**TASK DESCRIPTION**
Show all lines from the data that include the word "barrido".

-*-

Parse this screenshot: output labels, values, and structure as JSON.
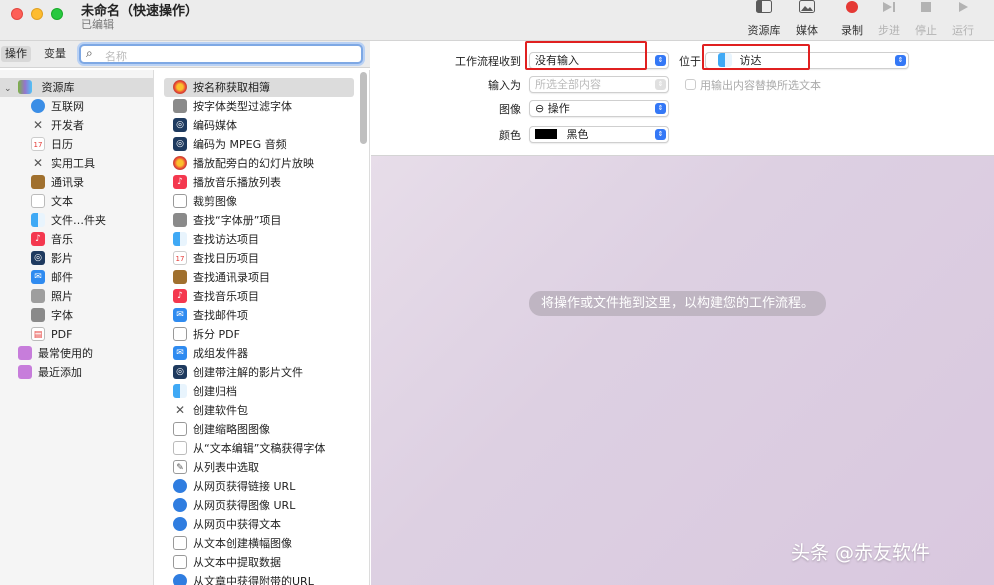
{
  "window": {
    "title": "未命名（快速操作）",
    "subtitle": "已编辑"
  },
  "toolbar": {
    "library": "资源库",
    "media": "媒体",
    "record": "录制",
    "step": "步进",
    "stop": "停止",
    "run": "运行"
  },
  "left_tabs": {
    "actions": "操作",
    "variables": "变量",
    "search_placeholder": "名称"
  },
  "library": {
    "root": "资源库",
    "items": [
      "互联网",
      "开发者",
      "日历",
      "实用工具",
      "通讯录",
      "文本",
      "文件…件夹",
      "音乐",
      "影片",
      "邮件",
      "照片",
      "字体",
      "PDF"
    ],
    "extras": [
      "最常使用的",
      "最近添加"
    ]
  },
  "actions": [
    "按名称获取相簿",
    "按字体类型过滤字体",
    "编码媒体",
    "编码为 MPEG 音频",
    "播放配旁白的幻灯片放映",
    "播放音乐播放列表",
    "裁剪图像",
    "查找“字体册”项目",
    "查找访达项目",
    "查找日历项目",
    "查找通讯录项目",
    "查找音乐项目",
    "查找邮件项",
    "拆分 PDF",
    "成组发件器",
    "创建带注解的影片文件",
    "创建归档",
    "创建软件包",
    "创建缩略图图像",
    "从“文本编辑”文稿获得字体",
    "从列表中选取",
    "从网页获得链接 URL",
    "从网页获得图像 URL",
    "从网页中获得文本",
    "从文本创建横幅图像",
    "从文本中提取数据",
    "从文章中获得附带的URL"
  ],
  "workflow": {
    "receives_label": "工作流程收到",
    "receives_value": "没有输入",
    "location_label": "位于",
    "location_value": "访达",
    "input_label": "输入为",
    "input_value": "所选全部内容",
    "replace_label": "用输出内容替换所选文本",
    "image_label": "图像",
    "image_value": "⊖ 操作",
    "color_label": "颜色",
    "color_value": "黑色",
    "drop_hint": "将操作或文件拖到这里，以构建您的工作流程。"
  },
  "watermark": "头条 @赤友软件",
  "colors": {
    "accent": "#3478f6",
    "highlight_box": "#e02020",
    "record": "#e53935"
  }
}
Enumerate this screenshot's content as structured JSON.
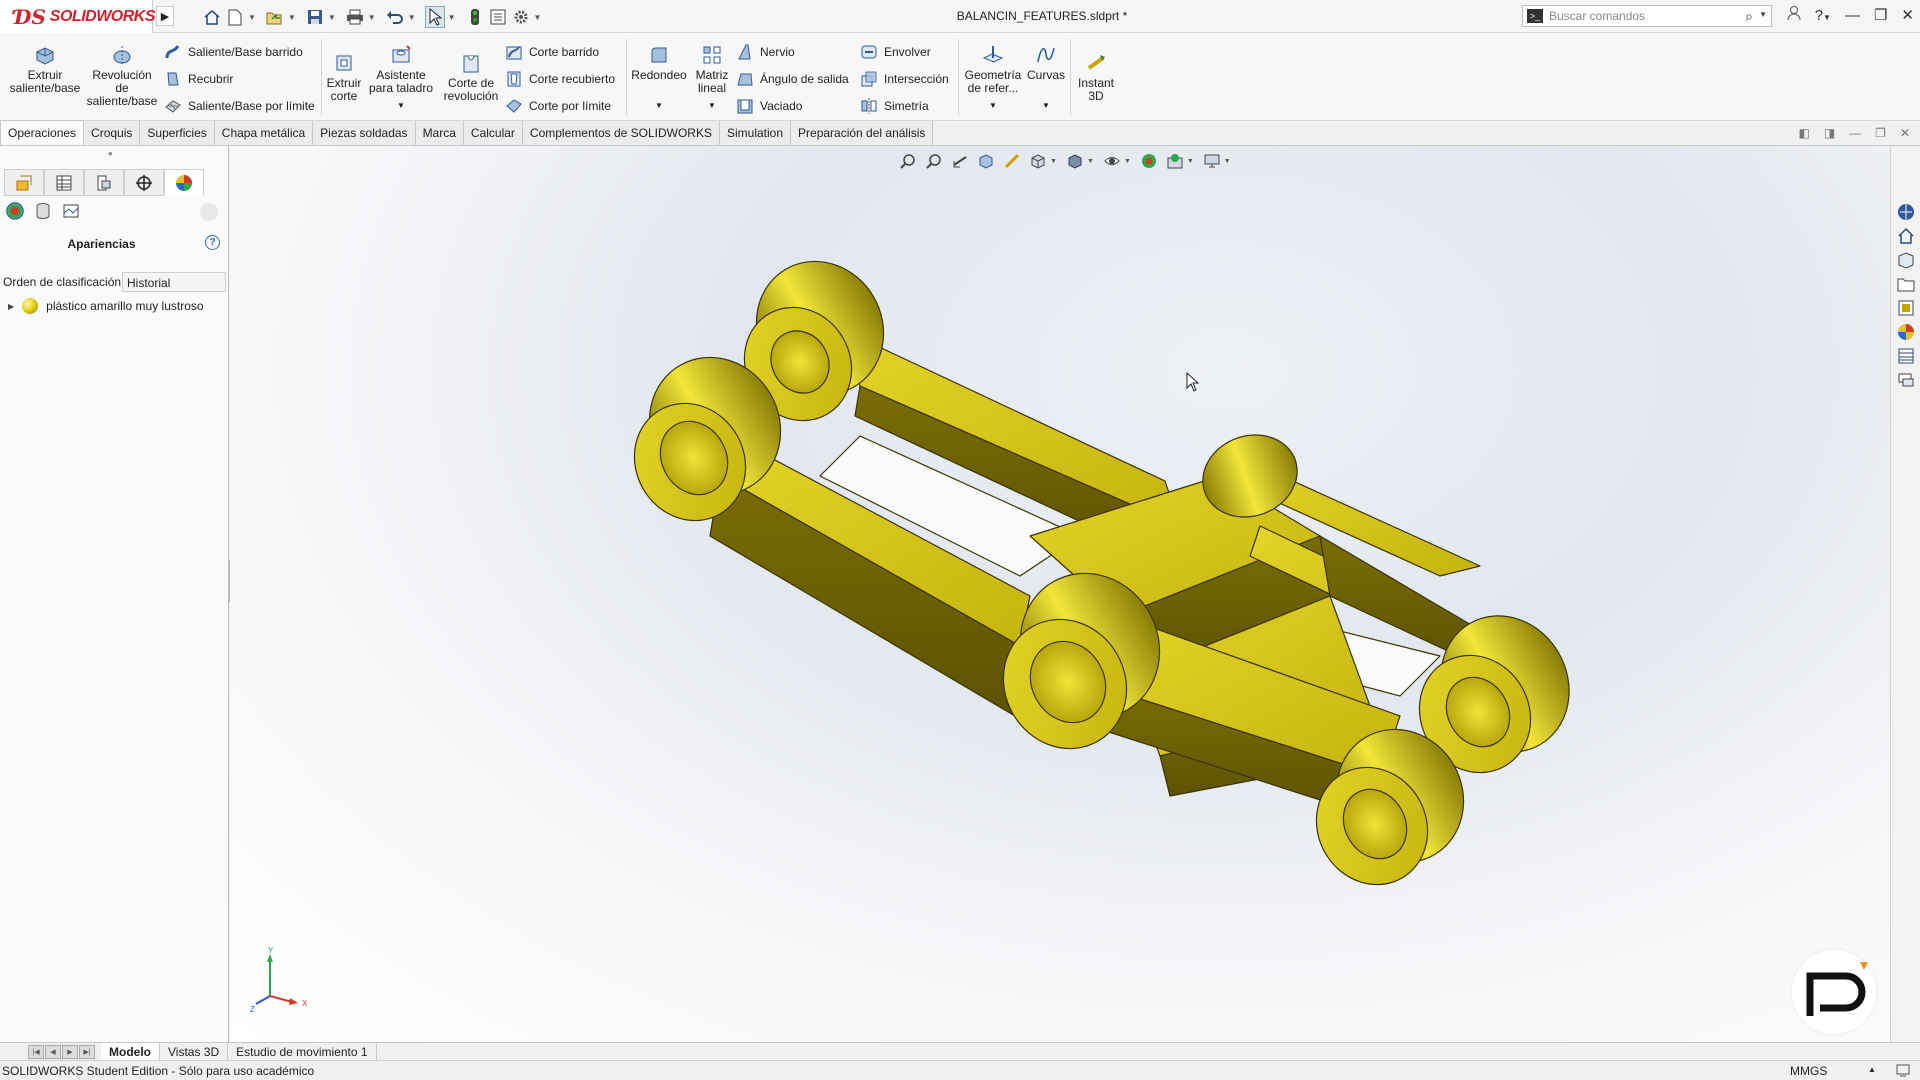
{
  "app": {
    "brand": "SOLIDWORKS",
    "doc_title": "BALANCIN_FEATURES.sldprt *"
  },
  "search": {
    "placeholder": "Buscar comandos"
  },
  "ribbon": {
    "extrude": "Extruir\nsaliente/base",
    "revolve": "Revolución\nde\nsaliente/base",
    "swept_boss": "Saliente/Base barrido",
    "loft": "Recubrir",
    "boundary_boss": "Saliente/Base por límite",
    "extrude_cut": "Extruir\ncorte",
    "hole_wizard": "Asistente\npara taladro",
    "revolve_cut": "Corte de\nrevolución",
    "swept_cut": "Corte barrido",
    "lofted_cut": "Corte recubierto",
    "boundary_cut": "Corte por límite",
    "fillet": "Redondeo",
    "linear_pattern": "Matriz\nlineal",
    "rib": "Nervio",
    "draft": "Ángulo de salida",
    "shell": "Vaciado",
    "wrap": "Envolver",
    "intersect": "Intersección",
    "mirror": "Simetría",
    "ref_geometry": "Geometría\nde refer...",
    "curves": "Curvas",
    "instant3d": "Instant\n3D"
  },
  "tabs": [
    "Operaciones",
    "Croquis",
    "Superficies",
    "Chapa metálica",
    "Piezas soldadas",
    "Marca",
    "Calcular",
    "Complementos de SOLIDWORKS",
    "Simulation",
    "Preparación del análisis"
  ],
  "panel": {
    "title": "Apariencias",
    "help": "?",
    "sort_label": "Orden de clasificación:",
    "sort_value": "Historial",
    "item": "plástico amarillo muy lustroso"
  },
  "bottom_tabs": [
    "Modelo",
    "Vistas 3D",
    "Estudio de movimiento 1"
  ],
  "status": {
    "text": "SOLIDWORKS Student Edition - Sólo para uso académico",
    "units": "MMGS"
  },
  "colors": {
    "brand_red": "#d2232a",
    "part_yellow": "#d4c418",
    "accent_blue": "#2c5a9a"
  }
}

-*-

**ANSWER BELOW**
    "swept_boss": "Saliente/Base barrido",
    "swept_cut": "Corte barrido",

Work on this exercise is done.